::: Records provided :::
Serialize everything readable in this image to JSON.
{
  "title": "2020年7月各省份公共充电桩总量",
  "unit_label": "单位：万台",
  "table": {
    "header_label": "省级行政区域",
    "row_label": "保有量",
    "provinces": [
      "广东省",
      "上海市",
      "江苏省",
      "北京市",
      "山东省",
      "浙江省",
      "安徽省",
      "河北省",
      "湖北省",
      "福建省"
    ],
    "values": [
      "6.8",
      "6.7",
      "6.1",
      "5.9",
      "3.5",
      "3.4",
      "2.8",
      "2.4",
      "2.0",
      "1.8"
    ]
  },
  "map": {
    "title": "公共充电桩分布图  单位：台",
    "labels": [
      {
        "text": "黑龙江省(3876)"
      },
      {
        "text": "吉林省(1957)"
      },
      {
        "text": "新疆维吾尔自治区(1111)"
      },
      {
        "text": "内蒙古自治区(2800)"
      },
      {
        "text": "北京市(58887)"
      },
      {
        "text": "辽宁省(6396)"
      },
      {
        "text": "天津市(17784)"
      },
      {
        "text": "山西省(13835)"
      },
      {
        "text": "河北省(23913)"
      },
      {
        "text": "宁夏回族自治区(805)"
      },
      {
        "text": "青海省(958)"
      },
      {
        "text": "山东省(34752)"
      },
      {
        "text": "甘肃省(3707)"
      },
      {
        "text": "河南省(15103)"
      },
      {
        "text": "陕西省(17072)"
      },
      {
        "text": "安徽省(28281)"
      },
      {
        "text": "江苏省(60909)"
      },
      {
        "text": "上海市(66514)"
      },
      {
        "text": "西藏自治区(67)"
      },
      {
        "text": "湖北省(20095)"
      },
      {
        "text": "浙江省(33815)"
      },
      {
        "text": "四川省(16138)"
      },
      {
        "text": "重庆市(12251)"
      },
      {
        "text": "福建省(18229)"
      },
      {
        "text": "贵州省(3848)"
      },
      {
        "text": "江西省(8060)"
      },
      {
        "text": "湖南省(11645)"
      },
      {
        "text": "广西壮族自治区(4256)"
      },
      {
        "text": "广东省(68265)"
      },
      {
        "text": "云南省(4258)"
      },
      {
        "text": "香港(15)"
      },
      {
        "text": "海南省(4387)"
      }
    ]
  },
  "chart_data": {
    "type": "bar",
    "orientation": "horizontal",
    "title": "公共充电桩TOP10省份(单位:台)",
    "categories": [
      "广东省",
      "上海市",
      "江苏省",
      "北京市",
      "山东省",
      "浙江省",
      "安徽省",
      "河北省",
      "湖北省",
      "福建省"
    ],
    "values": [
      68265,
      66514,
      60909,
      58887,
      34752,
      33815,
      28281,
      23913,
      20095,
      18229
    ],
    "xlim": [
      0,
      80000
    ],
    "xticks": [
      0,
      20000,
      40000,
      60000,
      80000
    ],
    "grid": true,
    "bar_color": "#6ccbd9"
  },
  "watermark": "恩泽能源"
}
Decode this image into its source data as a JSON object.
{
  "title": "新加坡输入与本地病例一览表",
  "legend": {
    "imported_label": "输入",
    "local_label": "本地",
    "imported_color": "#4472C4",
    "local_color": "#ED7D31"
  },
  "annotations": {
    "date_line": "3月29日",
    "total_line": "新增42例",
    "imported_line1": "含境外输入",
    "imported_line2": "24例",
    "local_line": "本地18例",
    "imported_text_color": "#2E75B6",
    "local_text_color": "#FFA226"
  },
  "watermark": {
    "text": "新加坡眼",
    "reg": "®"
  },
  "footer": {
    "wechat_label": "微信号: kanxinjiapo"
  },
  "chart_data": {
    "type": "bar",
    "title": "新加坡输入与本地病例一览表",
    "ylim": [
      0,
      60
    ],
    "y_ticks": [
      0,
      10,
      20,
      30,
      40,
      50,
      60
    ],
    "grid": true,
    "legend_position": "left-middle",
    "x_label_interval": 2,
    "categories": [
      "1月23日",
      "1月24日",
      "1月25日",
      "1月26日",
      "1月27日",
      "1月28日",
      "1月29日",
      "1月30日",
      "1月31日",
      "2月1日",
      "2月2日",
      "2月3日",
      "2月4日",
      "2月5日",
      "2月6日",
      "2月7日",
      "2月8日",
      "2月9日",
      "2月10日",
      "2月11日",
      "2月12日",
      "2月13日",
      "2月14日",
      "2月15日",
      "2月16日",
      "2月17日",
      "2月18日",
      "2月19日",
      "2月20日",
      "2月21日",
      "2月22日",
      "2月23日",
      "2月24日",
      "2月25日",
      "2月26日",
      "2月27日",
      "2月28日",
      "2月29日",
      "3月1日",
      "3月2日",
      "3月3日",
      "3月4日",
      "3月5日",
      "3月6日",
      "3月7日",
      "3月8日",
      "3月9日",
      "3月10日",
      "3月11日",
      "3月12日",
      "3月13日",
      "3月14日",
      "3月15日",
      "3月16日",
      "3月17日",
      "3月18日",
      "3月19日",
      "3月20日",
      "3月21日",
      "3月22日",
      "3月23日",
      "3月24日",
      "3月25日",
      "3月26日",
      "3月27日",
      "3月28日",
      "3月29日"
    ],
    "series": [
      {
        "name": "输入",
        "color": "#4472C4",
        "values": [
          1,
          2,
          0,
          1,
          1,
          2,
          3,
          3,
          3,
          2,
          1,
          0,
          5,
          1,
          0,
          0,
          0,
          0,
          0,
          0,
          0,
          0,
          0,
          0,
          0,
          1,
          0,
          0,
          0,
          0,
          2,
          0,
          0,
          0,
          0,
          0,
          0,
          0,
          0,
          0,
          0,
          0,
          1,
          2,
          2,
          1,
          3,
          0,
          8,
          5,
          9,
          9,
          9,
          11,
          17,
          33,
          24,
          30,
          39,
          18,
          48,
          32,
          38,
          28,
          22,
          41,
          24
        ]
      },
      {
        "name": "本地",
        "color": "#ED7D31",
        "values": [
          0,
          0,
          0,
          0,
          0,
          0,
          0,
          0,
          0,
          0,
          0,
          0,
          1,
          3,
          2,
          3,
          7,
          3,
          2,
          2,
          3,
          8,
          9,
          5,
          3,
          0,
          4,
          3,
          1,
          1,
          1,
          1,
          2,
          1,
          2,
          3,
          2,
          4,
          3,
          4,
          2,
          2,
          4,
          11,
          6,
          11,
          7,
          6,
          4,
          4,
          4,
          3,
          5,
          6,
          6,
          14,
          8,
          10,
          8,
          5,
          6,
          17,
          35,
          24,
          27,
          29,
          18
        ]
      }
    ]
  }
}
:::
• **Short problem**
Reproduce the full listing above, character for character.

• **Worked answer**
Serialize everything readable in this image to JSON.
{
  "title": "2020年7月各省份公共充电桩总量",
  "unit_label": "单位：万台",
  "table": {
    "header_label": "省级行政区域",
    "row_label": "保有量",
    "provinces": [
      "广东省",
      "上海市",
      "江苏省",
      "北京市",
      "山东省",
      "浙江省",
      "安徽省",
      "河北省",
      "湖北省",
      "福建省"
    ],
    "values": [
      "6.8",
      "6.7",
      "6.1",
      "5.9",
      "3.5",
      "3.4",
      "2.8",
      "2.4",
      "2.0",
      "1.8"
    ]
  },
  "map": {
    "title": "公共充电桩分布图  单位：台",
    "labels": [
      {
        "text": "黑龙江省(3876)"
      },
      {
        "text": "吉林省(1957)"
      },
      {
        "text": "新疆维吾尔自治区(1111)"
      },
      {
        "text": "内蒙古自治区(2800)"
      },
      {
        "text": "北京市(58887)"
      },
      {
        "text": "辽宁省(6396)"
      },
      {
        "text": "天津市(17784)"
      },
      {
        "text": "山西省(13835)"
      },
      {
        "text": "河北省(23913)"
      },
      {
        "text": "宁夏回族自治区(805)"
      },
      {
        "text": "青海省(958)"
      },
      {
        "text": "山东省(34752)"
      },
      {
        "text": "甘肃省(3707)"
      },
      {
        "text": "河南省(15103)"
      },
      {
        "text": "陕西省(17072)"
      },
      {
        "text": "安徽省(28281)"
      },
      {
        "text": "江苏省(60909)"
      },
      {
        "text": "上海市(66514)"
      },
      {
        "text": "西藏自治区(67)"
      },
      {
        "text": "湖北省(20095)"
      },
      {
        "text": "浙江省(33815)"
      },
      {
        "text": "四川省(16138)"
      },
      {
        "text": "重庆市(12251)"
      },
      {
        "text": "福建省(18229)"
      },
      {
        "text": "贵州省(3848)"
      },
      {
        "text": "江西省(8060)"
      },
      {
        "text": "湖南省(11645)"
      },
      {
        "text": "广西壮族自治区(4256)"
      },
      {
        "text": "广东省(68265)"
      },
      {
        "text": "云南省(4258)"
      },
      {
        "text": "香港(15)"
      },
      {
        "text": "海南省(4387)"
      }
    ]
  },
  "chart_data": {
    "type": "bar",
    "orientation": "horizontal",
    "title": "公共充电桩TOP10省份(单位:台)",
    "categories": [
      "广东省",
      "上海市",
      "江苏省",
      "北京市",
      "山东省",
      "浙江省",
      "安徽省",
      "河北省",
      "湖北省",
      "福建省"
    ],
    "values": [
      68265,
      66514,
      60909,
      58887,
      34752,
      33815,
      28281,
      23913,
      20095,
      18229
    ],
    "xlim": [
      0,
      80000
    ],
    "xticks": [
      0,
      20000,
      40000,
      60000,
      80000
    ],
    "grid": true,
    "bar_color": "#6ccbd9"
  },
  "watermark": "恩泽能源"
}
Decode this image into its source data as a JSON object.
{
  "title": "新加坡输入与本地病例一览表",
  "legend": {
    "imported_label": "输入",
    "local_label": "本地",
    "imported_color": "#4472C4",
    "local_color": "#ED7D31"
  },
  "annotations": {
    "date_line": "3月29日",
    "total_line": "新增42例",
    "imported_line1": "含境外输入",
    "imported_line2": "24例",
    "local_line": "本地18例",
    "imported_text_color": "#2E75B6",
    "local_text_color": "#FFA226"
  },
  "watermark": {
    "text": "新加坡眼",
    "reg": "®"
  },
  "footer": {
    "wechat_label": "微信号: kanxinjiapo"
  },
  "chart_data": {
    "type": "bar",
    "title": "新加坡输入与本地病例一览表",
    "ylim": [
      0,
      60
    ],
    "y_ticks": [
      0,
      10,
      20,
      30,
      40,
      50,
      60
    ],
    "grid": true,
    "legend_position": "left-middle",
    "x_label_interval": 2,
    "categories": [
      "1月23日",
      "1月24日",
      "1月25日",
      "1月26日",
      "1月27日",
      "1月28日",
      "1月29日",
      "1月30日",
      "1月31日",
      "2月1日",
      "2月2日",
      "2月3日",
      "2月4日",
      "2月5日",
      "2月6日",
      "2月7日",
      "2月8日",
      "2月9日",
      "2月10日",
      "2月11日",
      "2月12日",
      "2月13日",
      "2月14日",
      "2月15日",
      "2月16日",
      "2月17日",
      "2月18日",
      "2月19日",
      "2月20日",
      "2月21日",
      "2月22日",
      "2月23日",
      "2月24日",
      "2月25日",
      "2月26日",
      "2月27日",
      "2月28日",
      "2月29日",
      "3月1日",
      "3月2日",
      "3月3日",
      "3月4日",
      "3月5日",
      "3月6日",
      "3月7日",
      "3月8日",
      "3月9日",
      "3月10日",
      "3月11日",
      "3月12日",
      "3月13日",
      "3月14日",
      "3月15日",
      "3月16日",
      "3月17日",
      "3月18日",
      "3月19日",
      "3月20日",
      "3月21日",
      "3月22日",
      "3月23日",
      "3月24日",
      "3月25日",
      "3月26日",
      "3月27日",
      "3月28日",
      "3月29日"
    ],
    "series": [
      {
        "name": "输入",
        "color": "#4472C4",
        "values": [
          1,
          2,
          0,
          1,
          1,
          2,
          3,
          3,
          3,
          2,
          1,
          0,
          5,
          1,
          0,
          0,
          0,
          0,
          0,
          0,
          0,
          0,
          0,
          0,
          0,
          1,
          0,
          0,
          0,
          0,
          2,
          0,
          0,
          0,
          0,
          0,
          0,
          0,
          0,
          0,
          0,
          0,
          1,
          2,
          2,
          1,
          3,
          0,
          8,
          5,
          9,
          9,
          9,
          11,
          17,
          33,
          24,
          30,
          39,
          18,
          48,
          32,
          38,
          28,
          22,
          41,
          24
        ]
      },
      {
        "name": "本地",
        "color": "#ED7D31",
        "values": [
          0,
          0,
          0,
          0,
          0,
          0,
          0,
          0,
          0,
          0,
          0,
          0,
          1,
          3,
          2,
          3,
          7,
          3,
          2,
          2,
          3,
          8,
          9,
          5,
          3,
          0,
          4,
          3,
          1,
          1,
          1,
          1,
          2,
          1,
          2,
          3,
          2,
          4,
          3,
          4,
          2,
          2,
          4,
          11,
          6,
          11,
          7,
          6,
          4,
          4,
          4,
          3,
          5,
          6,
          6,
          14,
          8,
          10,
          8,
          5,
          6,
          17,
          35,
          24,
          27,
          29,
          18
        ]
      }
    ]
  }
}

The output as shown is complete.